Copy, from the entries below, each line where the word "Buscar" can be found.

=== RECORDS SUPPLIED ===

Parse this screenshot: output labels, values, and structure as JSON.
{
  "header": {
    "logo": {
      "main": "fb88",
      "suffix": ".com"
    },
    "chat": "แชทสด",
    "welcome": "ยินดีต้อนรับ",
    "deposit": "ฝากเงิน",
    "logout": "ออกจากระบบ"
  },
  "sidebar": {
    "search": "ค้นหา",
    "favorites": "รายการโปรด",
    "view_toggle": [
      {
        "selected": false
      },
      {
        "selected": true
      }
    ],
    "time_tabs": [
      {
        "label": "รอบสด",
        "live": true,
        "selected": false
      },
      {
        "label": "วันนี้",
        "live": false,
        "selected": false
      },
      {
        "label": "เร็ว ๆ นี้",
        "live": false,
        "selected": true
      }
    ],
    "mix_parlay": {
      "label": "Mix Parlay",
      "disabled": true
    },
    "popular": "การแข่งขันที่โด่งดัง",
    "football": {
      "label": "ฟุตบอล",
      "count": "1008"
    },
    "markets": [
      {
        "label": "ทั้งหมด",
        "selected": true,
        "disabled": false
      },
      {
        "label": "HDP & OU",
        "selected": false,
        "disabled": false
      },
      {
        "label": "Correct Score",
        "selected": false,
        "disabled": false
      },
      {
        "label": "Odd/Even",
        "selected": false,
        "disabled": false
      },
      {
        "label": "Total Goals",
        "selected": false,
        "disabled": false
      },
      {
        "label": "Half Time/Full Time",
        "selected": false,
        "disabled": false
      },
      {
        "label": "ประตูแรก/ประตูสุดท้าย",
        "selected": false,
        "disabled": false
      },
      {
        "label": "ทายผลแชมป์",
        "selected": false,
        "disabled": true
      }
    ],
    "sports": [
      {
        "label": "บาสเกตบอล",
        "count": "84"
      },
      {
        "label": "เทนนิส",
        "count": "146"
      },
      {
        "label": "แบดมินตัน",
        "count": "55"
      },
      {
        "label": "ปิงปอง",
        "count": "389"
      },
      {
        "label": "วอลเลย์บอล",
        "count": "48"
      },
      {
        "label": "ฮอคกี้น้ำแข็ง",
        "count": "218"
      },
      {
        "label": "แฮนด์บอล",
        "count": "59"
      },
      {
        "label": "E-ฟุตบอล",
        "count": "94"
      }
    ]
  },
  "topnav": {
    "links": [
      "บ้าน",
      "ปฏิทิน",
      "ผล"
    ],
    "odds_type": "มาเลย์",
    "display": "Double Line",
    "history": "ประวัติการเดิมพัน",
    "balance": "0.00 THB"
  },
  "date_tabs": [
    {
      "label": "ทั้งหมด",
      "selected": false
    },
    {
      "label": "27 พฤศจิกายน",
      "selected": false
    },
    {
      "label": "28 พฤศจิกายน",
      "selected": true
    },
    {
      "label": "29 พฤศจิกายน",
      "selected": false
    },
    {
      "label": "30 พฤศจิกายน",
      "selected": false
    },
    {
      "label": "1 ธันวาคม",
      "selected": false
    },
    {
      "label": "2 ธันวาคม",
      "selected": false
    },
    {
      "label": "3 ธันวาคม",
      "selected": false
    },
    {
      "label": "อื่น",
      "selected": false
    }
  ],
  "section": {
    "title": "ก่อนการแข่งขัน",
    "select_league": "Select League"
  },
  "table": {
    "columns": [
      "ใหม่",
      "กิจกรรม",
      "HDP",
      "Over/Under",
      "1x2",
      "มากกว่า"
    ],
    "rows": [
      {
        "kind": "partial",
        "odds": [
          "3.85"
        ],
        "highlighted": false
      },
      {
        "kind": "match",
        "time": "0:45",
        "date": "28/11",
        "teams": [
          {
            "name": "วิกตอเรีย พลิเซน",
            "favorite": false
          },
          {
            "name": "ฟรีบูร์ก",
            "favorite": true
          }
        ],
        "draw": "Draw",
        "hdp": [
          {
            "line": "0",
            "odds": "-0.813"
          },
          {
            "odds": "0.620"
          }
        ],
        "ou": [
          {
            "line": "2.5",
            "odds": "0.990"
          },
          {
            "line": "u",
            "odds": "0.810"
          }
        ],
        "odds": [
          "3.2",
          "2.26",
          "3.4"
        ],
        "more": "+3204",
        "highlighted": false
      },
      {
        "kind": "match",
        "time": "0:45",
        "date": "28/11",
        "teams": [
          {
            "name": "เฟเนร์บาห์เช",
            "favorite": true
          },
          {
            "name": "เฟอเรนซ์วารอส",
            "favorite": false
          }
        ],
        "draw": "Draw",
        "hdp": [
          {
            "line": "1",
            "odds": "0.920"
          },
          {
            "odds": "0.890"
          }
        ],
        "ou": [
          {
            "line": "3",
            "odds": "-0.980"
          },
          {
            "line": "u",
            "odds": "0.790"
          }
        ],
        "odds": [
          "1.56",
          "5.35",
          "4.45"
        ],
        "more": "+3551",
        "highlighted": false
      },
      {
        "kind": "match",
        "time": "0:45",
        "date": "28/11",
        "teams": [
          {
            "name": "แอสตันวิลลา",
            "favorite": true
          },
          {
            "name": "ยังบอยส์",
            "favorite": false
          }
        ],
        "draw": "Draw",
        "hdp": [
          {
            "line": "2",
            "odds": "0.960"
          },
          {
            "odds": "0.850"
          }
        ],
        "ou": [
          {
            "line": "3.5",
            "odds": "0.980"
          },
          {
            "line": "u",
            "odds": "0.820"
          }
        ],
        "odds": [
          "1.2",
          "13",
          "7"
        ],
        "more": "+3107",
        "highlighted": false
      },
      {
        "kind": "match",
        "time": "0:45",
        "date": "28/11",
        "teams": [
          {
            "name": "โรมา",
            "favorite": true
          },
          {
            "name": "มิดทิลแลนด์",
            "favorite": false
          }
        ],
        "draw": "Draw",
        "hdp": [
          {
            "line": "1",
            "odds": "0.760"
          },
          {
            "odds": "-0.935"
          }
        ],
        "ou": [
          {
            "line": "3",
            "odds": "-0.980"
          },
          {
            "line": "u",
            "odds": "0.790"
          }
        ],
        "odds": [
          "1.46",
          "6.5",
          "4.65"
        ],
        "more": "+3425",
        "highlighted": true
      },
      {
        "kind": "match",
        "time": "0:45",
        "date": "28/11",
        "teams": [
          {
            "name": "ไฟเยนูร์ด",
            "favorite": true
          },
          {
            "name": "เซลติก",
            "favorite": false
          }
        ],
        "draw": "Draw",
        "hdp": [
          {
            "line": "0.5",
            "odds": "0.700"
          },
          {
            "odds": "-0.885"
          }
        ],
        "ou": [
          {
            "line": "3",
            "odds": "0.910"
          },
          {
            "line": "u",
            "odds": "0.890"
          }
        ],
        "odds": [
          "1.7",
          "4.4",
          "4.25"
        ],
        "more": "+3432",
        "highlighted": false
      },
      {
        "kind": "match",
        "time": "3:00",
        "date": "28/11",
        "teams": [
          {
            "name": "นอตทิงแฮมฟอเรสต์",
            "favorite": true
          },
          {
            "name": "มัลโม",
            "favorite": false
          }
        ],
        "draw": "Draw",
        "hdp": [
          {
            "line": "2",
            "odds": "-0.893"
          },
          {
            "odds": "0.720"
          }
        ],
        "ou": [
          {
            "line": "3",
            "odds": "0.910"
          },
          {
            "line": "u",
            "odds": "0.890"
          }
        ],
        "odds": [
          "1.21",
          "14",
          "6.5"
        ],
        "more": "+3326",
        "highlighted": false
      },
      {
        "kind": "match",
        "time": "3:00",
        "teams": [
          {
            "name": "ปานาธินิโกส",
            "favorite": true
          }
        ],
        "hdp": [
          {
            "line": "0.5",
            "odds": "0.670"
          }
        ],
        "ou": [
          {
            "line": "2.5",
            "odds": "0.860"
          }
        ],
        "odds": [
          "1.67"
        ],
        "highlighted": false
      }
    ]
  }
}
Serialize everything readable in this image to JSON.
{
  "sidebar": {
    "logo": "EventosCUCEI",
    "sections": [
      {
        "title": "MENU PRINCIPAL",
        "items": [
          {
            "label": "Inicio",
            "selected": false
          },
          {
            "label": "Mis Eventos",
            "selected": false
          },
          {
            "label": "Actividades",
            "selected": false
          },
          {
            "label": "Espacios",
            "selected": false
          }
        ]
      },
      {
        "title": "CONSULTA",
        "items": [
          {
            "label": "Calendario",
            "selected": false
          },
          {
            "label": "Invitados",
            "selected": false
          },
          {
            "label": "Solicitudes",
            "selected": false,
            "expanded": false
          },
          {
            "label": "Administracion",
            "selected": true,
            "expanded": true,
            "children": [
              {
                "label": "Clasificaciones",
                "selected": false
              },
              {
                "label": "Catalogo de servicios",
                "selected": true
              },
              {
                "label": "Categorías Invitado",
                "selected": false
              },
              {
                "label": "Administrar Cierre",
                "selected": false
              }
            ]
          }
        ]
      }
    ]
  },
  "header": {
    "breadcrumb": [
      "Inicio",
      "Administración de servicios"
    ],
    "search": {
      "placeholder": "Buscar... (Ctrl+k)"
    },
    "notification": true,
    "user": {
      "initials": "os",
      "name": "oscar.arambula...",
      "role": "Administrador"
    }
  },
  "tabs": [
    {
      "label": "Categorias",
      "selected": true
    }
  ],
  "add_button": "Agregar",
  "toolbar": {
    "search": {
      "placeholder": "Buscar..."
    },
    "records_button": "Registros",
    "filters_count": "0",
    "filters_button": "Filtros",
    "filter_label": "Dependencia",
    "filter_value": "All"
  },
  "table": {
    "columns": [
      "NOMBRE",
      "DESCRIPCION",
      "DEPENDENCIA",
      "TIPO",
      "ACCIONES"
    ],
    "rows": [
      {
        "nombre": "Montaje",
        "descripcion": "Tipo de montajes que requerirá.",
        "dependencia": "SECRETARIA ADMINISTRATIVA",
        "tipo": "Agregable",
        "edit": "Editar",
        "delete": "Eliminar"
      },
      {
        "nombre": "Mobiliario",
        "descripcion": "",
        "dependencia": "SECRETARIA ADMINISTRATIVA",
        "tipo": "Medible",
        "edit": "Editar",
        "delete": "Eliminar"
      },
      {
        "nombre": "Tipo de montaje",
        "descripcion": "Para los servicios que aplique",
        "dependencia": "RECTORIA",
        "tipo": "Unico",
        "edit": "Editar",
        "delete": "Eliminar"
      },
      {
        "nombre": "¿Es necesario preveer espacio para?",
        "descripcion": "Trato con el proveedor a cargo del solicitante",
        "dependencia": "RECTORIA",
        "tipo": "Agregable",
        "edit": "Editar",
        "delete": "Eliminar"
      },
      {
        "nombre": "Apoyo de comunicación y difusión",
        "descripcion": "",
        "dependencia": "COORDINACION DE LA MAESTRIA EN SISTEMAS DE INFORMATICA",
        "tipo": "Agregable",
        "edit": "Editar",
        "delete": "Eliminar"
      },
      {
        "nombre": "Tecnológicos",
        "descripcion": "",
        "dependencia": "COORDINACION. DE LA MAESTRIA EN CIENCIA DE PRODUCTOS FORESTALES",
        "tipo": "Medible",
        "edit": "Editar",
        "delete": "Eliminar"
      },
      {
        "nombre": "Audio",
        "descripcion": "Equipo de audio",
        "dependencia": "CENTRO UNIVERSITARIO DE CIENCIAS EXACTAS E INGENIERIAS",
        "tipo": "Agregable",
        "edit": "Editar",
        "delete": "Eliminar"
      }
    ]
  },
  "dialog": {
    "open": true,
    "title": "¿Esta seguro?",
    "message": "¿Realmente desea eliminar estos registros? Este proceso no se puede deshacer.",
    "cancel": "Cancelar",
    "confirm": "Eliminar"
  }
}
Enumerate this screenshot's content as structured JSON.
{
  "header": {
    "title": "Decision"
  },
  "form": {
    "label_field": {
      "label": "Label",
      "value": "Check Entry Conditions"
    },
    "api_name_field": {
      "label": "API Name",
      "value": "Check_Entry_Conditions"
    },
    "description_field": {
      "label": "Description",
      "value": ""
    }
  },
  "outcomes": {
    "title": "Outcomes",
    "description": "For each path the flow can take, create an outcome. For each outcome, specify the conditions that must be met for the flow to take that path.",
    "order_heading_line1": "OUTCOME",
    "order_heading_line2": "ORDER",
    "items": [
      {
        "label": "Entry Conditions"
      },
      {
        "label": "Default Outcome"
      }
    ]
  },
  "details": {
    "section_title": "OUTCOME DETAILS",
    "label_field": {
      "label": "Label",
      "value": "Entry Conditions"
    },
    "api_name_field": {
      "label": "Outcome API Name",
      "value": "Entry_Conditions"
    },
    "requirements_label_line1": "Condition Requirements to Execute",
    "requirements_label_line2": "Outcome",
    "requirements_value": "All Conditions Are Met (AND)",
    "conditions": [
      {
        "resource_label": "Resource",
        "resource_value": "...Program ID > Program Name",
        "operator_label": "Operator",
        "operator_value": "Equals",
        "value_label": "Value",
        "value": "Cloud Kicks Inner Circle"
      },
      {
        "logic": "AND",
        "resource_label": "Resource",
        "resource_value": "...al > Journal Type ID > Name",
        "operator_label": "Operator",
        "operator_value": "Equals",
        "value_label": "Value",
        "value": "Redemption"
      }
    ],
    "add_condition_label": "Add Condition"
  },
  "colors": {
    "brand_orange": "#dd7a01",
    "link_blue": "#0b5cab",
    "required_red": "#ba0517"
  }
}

===

WORKED ANSWER
      "placeholder": "Buscar... (Ctrl+k)"
      "placeholder": "Buscar..."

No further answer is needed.